Items:
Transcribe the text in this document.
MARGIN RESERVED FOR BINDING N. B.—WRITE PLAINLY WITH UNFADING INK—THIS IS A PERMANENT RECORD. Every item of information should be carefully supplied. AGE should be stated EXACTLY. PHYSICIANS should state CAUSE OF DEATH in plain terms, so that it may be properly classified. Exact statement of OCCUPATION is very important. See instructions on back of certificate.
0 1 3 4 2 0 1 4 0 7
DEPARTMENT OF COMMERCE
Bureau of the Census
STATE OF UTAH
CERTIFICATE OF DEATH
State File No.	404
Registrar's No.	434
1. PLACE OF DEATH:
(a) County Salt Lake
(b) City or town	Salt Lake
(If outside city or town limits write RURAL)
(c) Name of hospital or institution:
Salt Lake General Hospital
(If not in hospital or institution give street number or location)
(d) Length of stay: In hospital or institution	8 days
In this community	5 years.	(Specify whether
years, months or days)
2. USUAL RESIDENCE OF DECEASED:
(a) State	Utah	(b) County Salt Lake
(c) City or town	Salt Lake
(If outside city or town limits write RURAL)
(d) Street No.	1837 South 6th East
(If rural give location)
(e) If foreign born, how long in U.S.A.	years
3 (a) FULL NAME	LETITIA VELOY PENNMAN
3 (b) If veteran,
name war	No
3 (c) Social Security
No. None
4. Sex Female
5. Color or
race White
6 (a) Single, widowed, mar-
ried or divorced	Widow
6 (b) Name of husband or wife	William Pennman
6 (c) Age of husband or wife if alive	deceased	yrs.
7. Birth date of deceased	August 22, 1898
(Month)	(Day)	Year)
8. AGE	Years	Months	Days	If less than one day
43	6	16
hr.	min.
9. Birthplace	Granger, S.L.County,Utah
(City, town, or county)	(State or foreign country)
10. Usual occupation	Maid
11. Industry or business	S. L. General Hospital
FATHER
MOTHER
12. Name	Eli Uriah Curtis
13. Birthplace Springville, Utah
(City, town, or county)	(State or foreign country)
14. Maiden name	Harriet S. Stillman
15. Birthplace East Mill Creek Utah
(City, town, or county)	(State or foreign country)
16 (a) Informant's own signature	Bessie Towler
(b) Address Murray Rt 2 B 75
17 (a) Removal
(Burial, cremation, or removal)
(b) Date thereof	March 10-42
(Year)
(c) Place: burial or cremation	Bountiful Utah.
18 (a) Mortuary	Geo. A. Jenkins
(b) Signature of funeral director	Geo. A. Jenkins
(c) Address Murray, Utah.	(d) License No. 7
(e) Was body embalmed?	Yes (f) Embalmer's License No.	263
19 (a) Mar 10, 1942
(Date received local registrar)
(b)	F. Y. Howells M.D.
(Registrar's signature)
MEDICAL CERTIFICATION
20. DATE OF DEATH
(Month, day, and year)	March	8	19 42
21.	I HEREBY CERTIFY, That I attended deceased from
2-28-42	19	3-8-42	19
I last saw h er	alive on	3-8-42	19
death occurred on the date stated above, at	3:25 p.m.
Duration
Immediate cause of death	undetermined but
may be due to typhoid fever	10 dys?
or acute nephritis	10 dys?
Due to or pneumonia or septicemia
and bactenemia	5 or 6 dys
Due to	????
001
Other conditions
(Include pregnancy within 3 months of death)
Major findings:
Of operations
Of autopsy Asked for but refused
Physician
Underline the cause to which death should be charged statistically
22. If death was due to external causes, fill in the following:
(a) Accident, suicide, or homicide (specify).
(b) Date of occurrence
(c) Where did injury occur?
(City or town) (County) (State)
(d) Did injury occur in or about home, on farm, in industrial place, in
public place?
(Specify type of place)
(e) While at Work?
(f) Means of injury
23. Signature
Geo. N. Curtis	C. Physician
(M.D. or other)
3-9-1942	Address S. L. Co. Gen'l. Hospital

What is needed: Locate each line with the word "give" and copy it.

The response:
(If not in hospital or institution give street number or location)
(If rural give location)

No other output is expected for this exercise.